Exercise directions |
Transcribe all of the material exactly. Any picture in it should be left out.

Material |
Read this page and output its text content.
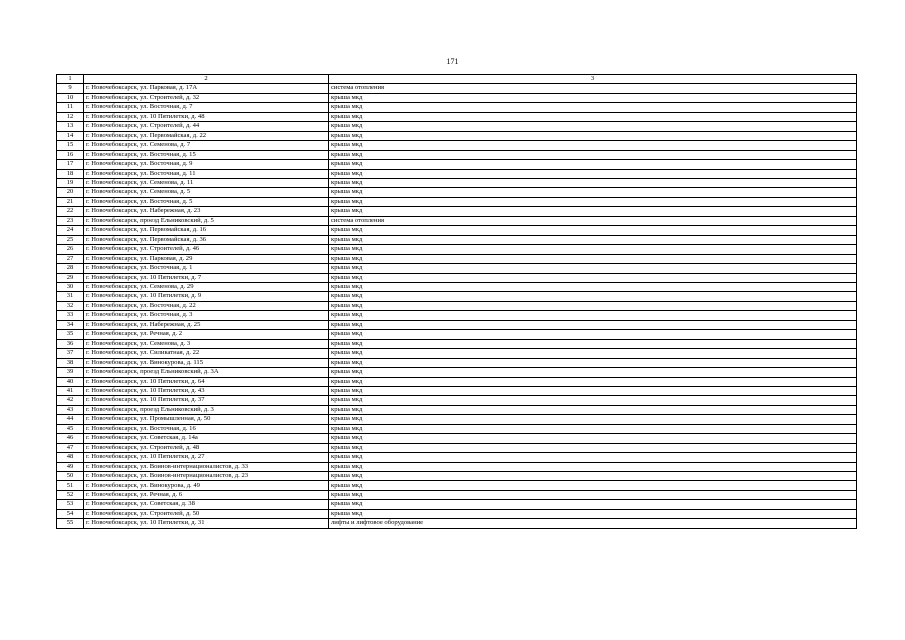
171
1	2	3
9	г. Новочебоксарск, ул. Парковая, д. 17А	система отопления
10	г. Новочебоксарск, ул. Строителей, д. 32	крыша мкд
11	г. Новочебоксарск, ул. Восточная, д. 7	крыша мкд
12	г. Новочебоксарск, ул. 10 Пятилетки, д. 48	крыша мкд
13	г. Новочебоксарск, ул. Строителей, д. 44	крыша мкд
14	г. Новочебоксарск, ул. Первомайская, д. 22	крыша мкд
15	г. Новочебоксарск, ул. Семенова, д. 7	крыша мкд
16	г. Новочебоксарск, ул. Восточная, д. 15	крыша мкд
17	г. Новочебоксарск, ул. Восточная, д. 9	крыша мкд
18	г. Новочебоксарск, ул. Восточная, д. 11	крыша мкд
19	г. Новочебоксарск, ул. Семенова, д. 11	крыша мкд
20	г. Новочебоксарск, ул. Семенова, д. 5	крыша мкд
21	г. Новочебоксарск, ул. Восточная, д. 5	крыша мкд
22	г. Новочебоксарск, ул. Набережная, д. 23	крыша мкд
23	г. Новочебоксарск, проезд Ельниковский, д. 5	система отопления
24	г. Новочебоксарск, ул. Первомайская, д. 16	крыша мкд
25	г. Новочебоксарск, ул. Первомайская, д. 36	крыша мкд
26	г. Новочебоксарск, ул. Строителей, д. 46	крыша мкд
27	г. Новочебоксарск, ул. Парковая, д. 29	крыша мкд
28	г. Новочебоксарск, ул. Восточная, д. 1	крыша мкд
29	г. Новочебоксарск, ул. 10 Пятилетки, д. 7	крыша мкд
30	г. Новочебоксарск, ул. Семенова, д. 29	крыша мкд
31	г. Новочебоксарск, ул. 10 Пятилетки, д. 9	крыша мкд
32	г. Новочебоксарск, ул. Восточная, д. 22	крыша мкд
33	г. Новочебоксарск, ул. Восточная, д. 3	крыша мкд
34	г. Новочебоксарск, ул. Набережная, д. 25	крыша мкд
35	г. Новочебоксарск, ул. Речная, д. 2	крыша мкд
36	г. Новочебоксарск, ул. Семенова, д. 3	крыша мкд
37	г. Новочебоксарск, ул. Силикатная, д. 22	крыша мкд
38	г. Новочебоксарск, ул. Винокурова, д. 115	крыша мкд
39	г. Новочебоксарск, проезд Ельниковский, д. 3А	крыша мкд
40	г. Новочебоксарск, ул. 10 Пятилетки, д. 64	крыша мкд
41	г. Новочебоксарск, ул. 10 Пятилетки, д. 43	крыша мкд
42	г. Новочебоксарск, ул. 10 Пятилетки, д. 37	крыша мкд
43	г. Новочебоксарск, проезд Ельниковский, д. 3	крыша мкд
44	г. Новочебоксарск, ул. Промышленная, д. 50	крыша мкд
45	г. Новочебоксарск, ул. Восточная, д. 16	крыша мкд
46	г. Новочебоксарск, ул. Советская, д. 14а	крыша мкд
47	г. Новочебоксарск, ул. Строителей, д. 48	крыша мкд
48	г. Новочебоксарск, ул. 10 Пятилетки, д. 27	крыша мкд
49	г. Новочебоксарск, ул. Воинов-интернационалистов, д. 33	крыша мкд
50	г. Новочебоксарск, ул. Воинов-интернационалистов, д. 23	крыша мкд
51	г. Новочебоксарск, ул. Винокурова, д. 49	крыша мкд
52	г. Новочебоксарск, ул. Речная, д. 6	крыша мкд
53	г. Новочебоксарск, ул. Советская, д. 38	крыша мкд
54	г. Новочебоксарск, ул. Строителей, д. 50	крыша мкд
55	г. Новочебоксарск, ул. 10 Пятилетки, д. 31	лифты и лифтовое оборудование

Result |
Read this page and output its text content.
171
1	2	3
9	г. Новочебоксарск, ул. Парковая, д. 17А	система отопления
10	г. Новочебоксарск, ул. Строителей, д. 32	крыша мкд
11	г. Новочебоксарск, ул. Восточная, д. 7	крыша мкд
12	г. Новочебоксарск, ул. 10 Пятилетки, д. 48	крыша мкд
13	г. Новочебоксарск, ул. Строителей, д. 44	крыша мкд
14	г. Новочебоксарск, ул. Первомайская, д. 22	крыша мкд
15	г. Новочебоксарск, ул. Семенова, д. 7	крыша мкд
16	г. Новочебоксарск, ул. Восточная, д. 15	крыша мкд
17	г. Новочебоксарск, ул. Восточная, д. 9	крыша мкд
18	г. Новочебоксарск, ул. Восточная, д. 11	крыша мкд
19	г. Новочебоксарск, ул. Семенова, д. 11	крыша мкд
20	г. Новочебоксарск, ул. Семенова, д. 5	крыша мкд
21	г. Новочебоксарск, ул. Восточная, д. 5	крыша мкд
22	г. Новочебоксарск, ул. Набережная, д. 23	крыша мкд
23	г. Новочебоксарск, проезд Ельниковский, д. 5	система отопления
24	г. Новочебоксарск, ул. Первомайская, д. 16	крыша мкд
25	г. Новочебоксарск, ул. Первомайская, д. 36	крыша мкд
26	г. Новочебоксарск, ул. Строителей, д. 46	крыша мкд
27	г. Новочебоксарск, ул. Парковая, д. 29	крыша мкд
28	г. Новочебоксарск, ул. Восточная, д. 1	крыша мкд
29	г. Новочебоксарск, ул. 10 Пятилетки, д. 7	крыша мкд
30	г. Новочебоксарск, ул. Семенова, д. 29	крыша мкд
31	г. Новочебоксарск, ул. 10 Пятилетки, д. 9	крыша мкд
32	г. Новочебоксарск, ул. Восточная, д. 22	крыша мкд
33	г. Новочебоксарск, ул. Восточная, д. 3	крыша мкд
34	г. Новочебоксарск, ул. Набережная, д. 25	крыша мкд
35	г. Новочебоксарск, ул. Речная, д. 2	крыша мкд
36	г. Новочебоксарск, ул. Семенова, д. 3	крыша мкд
37	г. Новочебоксарск, ул. Силикатная, д. 22	крыша мкд
38	г. Новочебоксарск, ул. Винокурова, д. 115	крыша мкд
39	г. Новочебоксарск, проезд Ельниковский, д. 3А	крыша мкд
40	г. Новочебоксарск, ул. 10 Пятилетки, д. 64	крыша мкд
41	г. Новочебоксарск, ул. 10 Пятилетки, д. 43	крыша мкд
42	г. Новочебоксарск, ул. 10 Пятилетки, д. 37	крыша мкд
43	г. Новочебоксарск, проезд Ельниковский, д. 3	крыша мкд
44	г. Новочебоксарск, ул. Промышленная, д. 50	крыша мкд
45	г. Новочебоксарск, ул. Восточная, д. 16	крыша мкд
46	г. Новочебоксарск, ул. Советская, д. 14а	крыша мкд
47	г. Новочебоксарск, ул. Строителей, д. 48	крыша мкд
48	г. Новочебоксарск, ул. 10 Пятилетки, д. 27	крыша мкд
49	г. Новочебоксарск, ул. Воинов-интернационалистов, д. 33	крыша мкд
50	г. Новочебоксарск, ул. Воинов-интернационалистов, д. 23	крыша мкд
51	г. Новочебоксарск, ул. Винокурова, д. 49	крыша мкд
52	г. Новочебоксарск, ул. Речная, д. 6	крыша мкд
53	г. Новочебоксарск, ул. Советская, д. 38	крыша мкд
54	г. Новочебоксарск, ул. Строителей, д. 50	крыша мкд
55	г. Новочебоксарск, ул. 10 Пятилетки, д. 31	лифты и лифтовое оборудование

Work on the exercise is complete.